§ STATED PROBLEM
Gather, from the data below, each line in which the word "xlabel" occurs.

(Items from a figure collection)
★ ★ ★
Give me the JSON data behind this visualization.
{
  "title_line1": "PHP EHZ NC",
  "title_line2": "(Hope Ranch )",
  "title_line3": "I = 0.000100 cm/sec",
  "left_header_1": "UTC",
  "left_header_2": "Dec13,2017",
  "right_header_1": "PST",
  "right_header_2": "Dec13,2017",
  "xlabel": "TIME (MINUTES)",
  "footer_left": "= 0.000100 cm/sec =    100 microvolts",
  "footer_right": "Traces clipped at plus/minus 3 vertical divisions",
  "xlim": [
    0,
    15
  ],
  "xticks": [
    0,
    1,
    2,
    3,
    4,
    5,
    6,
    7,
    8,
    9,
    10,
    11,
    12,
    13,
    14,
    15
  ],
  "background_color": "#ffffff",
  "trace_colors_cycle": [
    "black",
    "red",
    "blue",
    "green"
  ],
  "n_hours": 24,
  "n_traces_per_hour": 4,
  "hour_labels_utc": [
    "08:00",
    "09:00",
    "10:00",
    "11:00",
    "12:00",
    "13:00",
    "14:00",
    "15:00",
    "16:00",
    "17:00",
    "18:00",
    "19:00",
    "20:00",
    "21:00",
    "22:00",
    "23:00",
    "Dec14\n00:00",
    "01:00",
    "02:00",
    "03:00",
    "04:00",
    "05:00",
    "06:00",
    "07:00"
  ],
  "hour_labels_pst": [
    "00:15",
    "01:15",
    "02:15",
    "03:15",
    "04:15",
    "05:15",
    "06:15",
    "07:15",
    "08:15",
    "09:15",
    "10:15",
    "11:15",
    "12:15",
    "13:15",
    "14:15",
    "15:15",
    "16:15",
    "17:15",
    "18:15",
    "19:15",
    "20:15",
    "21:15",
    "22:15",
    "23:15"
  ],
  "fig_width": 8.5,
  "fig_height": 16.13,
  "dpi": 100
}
★ ★ ★
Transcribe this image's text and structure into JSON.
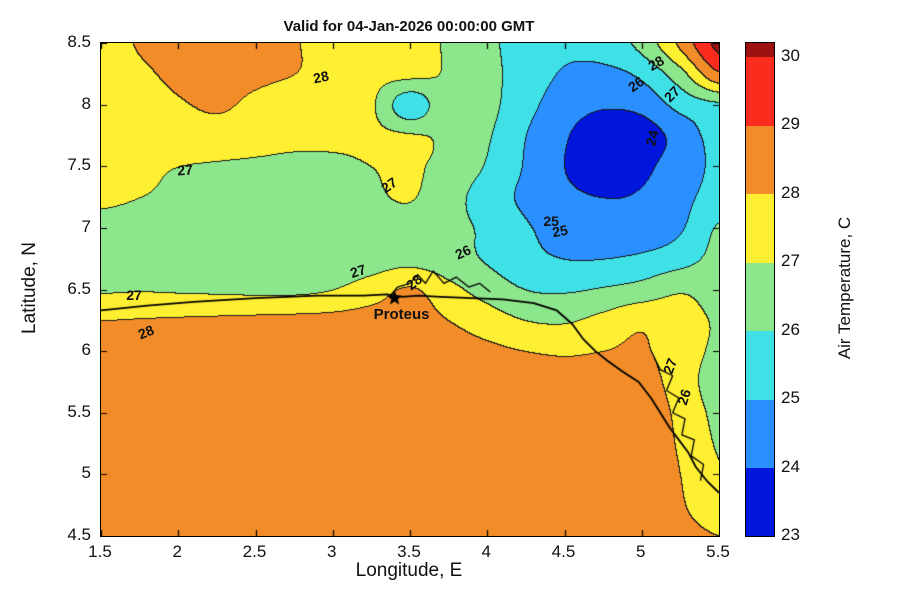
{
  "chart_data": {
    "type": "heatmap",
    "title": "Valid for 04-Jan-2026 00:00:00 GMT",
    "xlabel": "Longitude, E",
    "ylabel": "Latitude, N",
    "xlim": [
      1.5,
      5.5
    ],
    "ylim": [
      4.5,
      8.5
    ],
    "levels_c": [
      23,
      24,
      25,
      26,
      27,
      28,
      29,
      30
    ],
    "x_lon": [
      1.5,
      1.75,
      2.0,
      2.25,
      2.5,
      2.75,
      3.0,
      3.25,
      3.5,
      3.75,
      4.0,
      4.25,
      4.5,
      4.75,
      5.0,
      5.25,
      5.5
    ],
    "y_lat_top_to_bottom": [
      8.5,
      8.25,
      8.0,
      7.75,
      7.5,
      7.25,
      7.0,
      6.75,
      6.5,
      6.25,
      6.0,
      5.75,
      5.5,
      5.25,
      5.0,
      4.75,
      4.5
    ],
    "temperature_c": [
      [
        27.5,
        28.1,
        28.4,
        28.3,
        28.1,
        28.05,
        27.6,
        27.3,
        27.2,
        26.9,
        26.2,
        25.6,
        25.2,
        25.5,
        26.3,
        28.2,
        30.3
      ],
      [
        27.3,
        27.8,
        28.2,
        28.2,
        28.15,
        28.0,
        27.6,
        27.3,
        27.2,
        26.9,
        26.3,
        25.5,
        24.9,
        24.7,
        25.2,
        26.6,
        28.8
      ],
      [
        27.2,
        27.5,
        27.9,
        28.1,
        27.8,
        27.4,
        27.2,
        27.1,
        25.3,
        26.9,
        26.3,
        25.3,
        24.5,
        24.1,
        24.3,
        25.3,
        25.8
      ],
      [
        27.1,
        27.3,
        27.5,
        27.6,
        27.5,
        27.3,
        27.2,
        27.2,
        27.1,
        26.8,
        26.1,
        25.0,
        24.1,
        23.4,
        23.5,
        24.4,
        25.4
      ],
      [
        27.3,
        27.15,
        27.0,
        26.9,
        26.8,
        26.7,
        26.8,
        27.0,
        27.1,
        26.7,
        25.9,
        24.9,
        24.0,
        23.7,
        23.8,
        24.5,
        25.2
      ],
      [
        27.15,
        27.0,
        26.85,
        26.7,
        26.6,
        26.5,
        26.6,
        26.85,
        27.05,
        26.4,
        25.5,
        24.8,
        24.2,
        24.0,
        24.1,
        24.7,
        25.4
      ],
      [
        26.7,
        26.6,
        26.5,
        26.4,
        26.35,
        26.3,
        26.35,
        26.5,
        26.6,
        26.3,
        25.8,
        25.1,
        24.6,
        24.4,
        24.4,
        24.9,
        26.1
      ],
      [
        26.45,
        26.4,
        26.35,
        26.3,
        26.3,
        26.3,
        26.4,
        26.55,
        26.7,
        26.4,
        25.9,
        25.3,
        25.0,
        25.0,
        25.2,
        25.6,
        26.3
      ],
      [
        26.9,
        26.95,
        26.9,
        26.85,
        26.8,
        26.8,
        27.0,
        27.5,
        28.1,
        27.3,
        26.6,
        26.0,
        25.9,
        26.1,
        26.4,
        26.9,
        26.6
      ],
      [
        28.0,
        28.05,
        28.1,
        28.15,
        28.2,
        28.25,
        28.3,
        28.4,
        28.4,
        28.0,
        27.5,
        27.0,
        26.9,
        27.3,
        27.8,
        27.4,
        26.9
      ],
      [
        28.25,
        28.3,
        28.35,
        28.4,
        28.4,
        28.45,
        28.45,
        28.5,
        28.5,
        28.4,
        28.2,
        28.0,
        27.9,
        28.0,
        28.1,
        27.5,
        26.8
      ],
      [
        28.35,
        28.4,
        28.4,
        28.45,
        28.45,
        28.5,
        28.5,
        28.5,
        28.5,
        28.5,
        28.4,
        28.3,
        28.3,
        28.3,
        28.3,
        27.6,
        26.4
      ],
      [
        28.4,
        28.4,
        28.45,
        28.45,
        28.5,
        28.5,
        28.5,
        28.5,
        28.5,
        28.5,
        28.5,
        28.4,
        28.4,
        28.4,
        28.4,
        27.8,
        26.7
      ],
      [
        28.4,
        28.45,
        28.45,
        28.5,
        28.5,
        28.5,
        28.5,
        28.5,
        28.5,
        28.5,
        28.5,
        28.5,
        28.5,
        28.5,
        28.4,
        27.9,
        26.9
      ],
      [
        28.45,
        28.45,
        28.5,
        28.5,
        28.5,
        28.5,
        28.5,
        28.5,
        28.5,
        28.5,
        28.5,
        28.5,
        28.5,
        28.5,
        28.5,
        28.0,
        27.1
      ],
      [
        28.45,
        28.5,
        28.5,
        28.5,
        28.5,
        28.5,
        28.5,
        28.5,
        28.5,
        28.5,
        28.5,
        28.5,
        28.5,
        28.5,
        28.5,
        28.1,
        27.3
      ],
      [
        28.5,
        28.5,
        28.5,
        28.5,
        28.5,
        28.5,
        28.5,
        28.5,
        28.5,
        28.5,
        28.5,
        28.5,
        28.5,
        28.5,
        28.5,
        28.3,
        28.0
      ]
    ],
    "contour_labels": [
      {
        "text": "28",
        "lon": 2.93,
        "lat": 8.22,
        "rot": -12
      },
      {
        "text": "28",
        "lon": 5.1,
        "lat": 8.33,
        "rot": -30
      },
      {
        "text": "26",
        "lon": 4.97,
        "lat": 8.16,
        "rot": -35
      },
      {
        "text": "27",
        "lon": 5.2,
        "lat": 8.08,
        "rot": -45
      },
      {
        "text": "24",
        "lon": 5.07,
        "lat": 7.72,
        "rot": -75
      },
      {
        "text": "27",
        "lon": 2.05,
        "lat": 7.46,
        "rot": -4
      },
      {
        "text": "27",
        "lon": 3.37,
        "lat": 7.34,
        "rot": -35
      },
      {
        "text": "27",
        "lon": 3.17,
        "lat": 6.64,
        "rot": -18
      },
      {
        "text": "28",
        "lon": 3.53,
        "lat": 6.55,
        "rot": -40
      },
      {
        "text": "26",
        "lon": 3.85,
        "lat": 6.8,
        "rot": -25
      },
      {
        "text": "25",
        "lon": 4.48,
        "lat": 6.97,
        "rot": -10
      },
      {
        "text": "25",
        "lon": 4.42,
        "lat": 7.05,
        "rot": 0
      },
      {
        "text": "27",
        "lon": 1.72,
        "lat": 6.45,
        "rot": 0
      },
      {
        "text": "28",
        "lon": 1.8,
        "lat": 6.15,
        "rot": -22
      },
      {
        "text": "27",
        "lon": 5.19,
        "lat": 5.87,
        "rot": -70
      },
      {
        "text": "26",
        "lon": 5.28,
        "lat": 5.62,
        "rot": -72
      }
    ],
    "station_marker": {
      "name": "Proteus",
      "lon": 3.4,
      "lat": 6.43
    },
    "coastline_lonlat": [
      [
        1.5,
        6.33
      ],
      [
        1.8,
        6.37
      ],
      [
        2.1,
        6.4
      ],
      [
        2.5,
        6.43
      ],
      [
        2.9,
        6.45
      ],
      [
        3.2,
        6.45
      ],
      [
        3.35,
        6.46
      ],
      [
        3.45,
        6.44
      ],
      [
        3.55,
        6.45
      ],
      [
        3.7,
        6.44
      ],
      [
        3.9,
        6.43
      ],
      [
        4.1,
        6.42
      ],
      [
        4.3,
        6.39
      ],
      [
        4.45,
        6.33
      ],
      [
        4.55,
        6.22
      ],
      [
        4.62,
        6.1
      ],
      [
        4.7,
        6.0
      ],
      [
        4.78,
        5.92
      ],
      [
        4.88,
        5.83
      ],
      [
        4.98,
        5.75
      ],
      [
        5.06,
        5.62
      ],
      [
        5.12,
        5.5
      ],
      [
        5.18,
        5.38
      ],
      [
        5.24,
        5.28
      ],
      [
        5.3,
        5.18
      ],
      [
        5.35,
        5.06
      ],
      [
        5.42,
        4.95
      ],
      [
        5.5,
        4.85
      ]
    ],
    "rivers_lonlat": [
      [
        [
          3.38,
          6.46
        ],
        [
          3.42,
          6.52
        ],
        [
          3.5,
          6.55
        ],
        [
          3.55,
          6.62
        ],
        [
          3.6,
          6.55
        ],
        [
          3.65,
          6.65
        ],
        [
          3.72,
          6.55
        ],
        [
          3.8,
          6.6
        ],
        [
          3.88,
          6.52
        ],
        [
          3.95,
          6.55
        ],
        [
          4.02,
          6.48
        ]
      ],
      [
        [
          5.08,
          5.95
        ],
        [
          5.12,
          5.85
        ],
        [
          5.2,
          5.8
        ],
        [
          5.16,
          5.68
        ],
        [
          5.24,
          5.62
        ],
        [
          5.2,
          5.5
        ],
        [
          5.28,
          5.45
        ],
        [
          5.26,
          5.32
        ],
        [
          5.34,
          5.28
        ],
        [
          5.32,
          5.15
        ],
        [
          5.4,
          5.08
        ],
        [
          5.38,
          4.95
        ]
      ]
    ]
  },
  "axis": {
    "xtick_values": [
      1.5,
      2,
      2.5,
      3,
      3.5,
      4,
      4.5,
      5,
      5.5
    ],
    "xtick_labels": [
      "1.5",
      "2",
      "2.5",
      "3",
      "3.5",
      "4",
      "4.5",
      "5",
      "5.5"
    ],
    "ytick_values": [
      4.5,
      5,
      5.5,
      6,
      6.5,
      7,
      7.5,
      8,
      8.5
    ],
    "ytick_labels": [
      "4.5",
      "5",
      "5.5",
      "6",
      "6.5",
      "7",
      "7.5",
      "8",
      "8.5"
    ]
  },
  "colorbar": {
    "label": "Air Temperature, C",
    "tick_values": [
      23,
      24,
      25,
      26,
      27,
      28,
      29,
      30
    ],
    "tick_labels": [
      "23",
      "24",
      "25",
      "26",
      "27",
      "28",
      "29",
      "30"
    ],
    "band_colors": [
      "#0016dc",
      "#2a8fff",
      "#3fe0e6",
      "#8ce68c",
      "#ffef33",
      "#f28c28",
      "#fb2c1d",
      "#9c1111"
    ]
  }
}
★ ★ ★
§ SOLUTION TO THIS PROBLEM
  "xlabel": "TIME (MINUTES)",
    "xlabel": "Longitude, E",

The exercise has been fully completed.